◆ **Problem description**: Note each line of the listing that contains the string "ishlatiladigan", and copy it.

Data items
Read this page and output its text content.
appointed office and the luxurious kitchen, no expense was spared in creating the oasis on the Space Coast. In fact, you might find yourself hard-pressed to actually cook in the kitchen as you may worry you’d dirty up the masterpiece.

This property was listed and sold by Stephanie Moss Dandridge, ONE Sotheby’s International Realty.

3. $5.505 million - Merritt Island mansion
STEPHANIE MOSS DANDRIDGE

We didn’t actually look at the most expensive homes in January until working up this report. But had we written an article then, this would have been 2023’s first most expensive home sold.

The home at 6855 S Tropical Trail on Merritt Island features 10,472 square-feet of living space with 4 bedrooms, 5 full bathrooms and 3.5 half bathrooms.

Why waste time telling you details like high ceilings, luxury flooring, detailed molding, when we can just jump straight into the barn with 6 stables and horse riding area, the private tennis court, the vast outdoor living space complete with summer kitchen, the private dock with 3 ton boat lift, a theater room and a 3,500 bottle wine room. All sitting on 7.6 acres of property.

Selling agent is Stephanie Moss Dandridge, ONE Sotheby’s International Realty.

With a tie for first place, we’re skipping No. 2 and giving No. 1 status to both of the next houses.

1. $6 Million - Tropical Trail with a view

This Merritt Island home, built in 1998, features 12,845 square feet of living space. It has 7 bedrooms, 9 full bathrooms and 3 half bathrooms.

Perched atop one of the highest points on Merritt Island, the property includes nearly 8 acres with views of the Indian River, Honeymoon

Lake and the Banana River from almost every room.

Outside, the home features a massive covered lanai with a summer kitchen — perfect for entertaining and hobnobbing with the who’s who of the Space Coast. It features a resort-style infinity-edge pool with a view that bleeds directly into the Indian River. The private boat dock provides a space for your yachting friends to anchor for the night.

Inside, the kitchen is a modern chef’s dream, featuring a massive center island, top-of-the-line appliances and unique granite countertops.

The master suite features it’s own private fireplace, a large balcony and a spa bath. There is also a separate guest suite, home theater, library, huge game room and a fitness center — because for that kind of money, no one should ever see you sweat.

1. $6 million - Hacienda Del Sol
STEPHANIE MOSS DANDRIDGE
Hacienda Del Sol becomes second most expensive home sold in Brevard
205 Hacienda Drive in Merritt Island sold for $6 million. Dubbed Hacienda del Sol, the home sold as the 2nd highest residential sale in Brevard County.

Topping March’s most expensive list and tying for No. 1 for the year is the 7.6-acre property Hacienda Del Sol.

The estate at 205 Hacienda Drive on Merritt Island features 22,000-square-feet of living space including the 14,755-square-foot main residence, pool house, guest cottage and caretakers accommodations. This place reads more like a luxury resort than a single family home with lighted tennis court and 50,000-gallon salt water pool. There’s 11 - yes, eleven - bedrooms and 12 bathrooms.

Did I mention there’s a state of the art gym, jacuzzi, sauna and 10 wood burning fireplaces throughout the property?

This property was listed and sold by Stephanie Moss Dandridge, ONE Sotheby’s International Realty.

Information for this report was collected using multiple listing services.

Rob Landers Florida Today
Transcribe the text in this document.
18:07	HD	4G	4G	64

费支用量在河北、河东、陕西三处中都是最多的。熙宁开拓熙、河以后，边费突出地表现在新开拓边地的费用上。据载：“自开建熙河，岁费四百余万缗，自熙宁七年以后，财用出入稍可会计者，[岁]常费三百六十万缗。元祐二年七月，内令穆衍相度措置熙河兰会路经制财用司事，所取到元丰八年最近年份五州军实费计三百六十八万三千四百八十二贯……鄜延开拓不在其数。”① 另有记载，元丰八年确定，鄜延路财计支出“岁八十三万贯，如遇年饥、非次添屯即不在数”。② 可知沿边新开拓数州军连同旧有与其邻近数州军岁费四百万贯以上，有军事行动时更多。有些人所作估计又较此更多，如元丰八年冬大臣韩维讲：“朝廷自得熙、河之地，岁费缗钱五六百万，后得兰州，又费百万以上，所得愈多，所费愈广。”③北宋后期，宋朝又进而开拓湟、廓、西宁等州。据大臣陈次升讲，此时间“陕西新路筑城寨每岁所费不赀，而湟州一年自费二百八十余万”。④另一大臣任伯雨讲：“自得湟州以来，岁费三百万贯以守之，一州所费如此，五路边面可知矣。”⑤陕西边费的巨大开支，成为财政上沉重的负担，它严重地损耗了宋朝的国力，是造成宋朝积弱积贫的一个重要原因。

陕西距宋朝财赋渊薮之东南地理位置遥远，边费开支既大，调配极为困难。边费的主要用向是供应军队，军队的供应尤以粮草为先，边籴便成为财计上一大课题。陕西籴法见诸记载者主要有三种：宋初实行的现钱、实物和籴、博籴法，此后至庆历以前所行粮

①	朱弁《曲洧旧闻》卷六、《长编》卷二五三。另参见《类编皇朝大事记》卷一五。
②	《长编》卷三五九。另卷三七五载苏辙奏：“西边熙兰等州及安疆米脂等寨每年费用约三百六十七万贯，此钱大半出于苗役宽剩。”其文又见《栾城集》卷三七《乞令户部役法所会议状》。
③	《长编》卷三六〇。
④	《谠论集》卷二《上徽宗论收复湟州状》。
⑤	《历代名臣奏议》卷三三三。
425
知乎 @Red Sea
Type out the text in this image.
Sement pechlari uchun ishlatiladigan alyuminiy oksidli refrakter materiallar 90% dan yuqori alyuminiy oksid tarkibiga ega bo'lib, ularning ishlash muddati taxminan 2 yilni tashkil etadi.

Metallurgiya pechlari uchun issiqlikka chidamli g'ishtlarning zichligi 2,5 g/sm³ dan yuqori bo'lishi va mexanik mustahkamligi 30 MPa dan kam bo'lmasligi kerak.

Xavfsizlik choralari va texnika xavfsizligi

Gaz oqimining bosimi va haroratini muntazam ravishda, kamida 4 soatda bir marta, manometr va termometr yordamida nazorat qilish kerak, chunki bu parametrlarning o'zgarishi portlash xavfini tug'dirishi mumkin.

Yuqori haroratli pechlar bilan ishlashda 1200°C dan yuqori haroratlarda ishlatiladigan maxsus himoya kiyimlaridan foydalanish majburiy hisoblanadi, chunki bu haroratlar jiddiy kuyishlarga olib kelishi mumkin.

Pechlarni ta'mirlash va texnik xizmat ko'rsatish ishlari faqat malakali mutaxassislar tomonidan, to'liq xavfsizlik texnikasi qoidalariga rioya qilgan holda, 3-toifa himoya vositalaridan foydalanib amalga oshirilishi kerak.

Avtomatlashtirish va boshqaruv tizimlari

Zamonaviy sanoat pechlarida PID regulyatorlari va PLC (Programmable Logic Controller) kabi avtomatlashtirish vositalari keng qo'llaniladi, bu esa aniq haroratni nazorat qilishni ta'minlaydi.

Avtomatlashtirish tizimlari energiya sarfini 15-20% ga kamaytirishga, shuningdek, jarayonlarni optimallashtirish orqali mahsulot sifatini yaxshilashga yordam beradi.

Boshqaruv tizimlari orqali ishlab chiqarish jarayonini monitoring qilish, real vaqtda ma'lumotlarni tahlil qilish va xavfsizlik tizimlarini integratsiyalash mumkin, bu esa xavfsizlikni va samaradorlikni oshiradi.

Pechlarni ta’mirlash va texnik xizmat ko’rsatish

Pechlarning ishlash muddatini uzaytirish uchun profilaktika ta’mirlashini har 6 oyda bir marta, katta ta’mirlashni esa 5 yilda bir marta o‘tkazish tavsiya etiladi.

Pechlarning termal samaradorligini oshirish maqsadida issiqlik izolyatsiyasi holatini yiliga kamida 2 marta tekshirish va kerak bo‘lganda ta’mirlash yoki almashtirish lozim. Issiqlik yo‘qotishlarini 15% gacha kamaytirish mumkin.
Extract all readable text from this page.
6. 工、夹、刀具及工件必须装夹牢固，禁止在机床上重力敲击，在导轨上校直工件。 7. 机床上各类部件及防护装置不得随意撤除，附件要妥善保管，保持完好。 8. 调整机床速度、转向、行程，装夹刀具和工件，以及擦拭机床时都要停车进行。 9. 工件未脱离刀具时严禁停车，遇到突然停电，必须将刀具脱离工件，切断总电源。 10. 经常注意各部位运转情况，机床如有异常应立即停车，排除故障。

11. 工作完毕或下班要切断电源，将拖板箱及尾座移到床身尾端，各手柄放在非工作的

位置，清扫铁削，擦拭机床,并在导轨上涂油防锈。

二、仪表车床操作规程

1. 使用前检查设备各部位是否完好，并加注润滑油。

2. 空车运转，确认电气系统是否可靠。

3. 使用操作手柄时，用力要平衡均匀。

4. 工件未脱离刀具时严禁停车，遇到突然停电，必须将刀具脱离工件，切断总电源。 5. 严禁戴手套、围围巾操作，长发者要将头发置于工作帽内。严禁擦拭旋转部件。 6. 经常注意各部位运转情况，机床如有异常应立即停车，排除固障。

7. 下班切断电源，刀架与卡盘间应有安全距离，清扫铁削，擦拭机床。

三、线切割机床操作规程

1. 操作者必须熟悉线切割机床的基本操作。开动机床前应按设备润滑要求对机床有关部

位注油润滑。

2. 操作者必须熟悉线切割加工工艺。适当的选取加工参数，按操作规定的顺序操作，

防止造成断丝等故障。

◆ **Exercise response**:
Sement pechlari uchun ishlatiladigan alyuminiy oksidli refrakter materiallar 90% dan yuqori alyuminiy oksid tarkibiga ega bo'lib, ularning ishlash muddati taxminan 2 yilni tashkil etadi.
Yuqori haroratli pechlar bilan ishlashda 1200°C dan yuqori haroratlarda ishlatiladigan maxsus himoya kiyimlaridan foydalanish majburiy hisoblanadi, chunki bu haroratlar jiddiy kuyishlarga olib kelishi mumkin.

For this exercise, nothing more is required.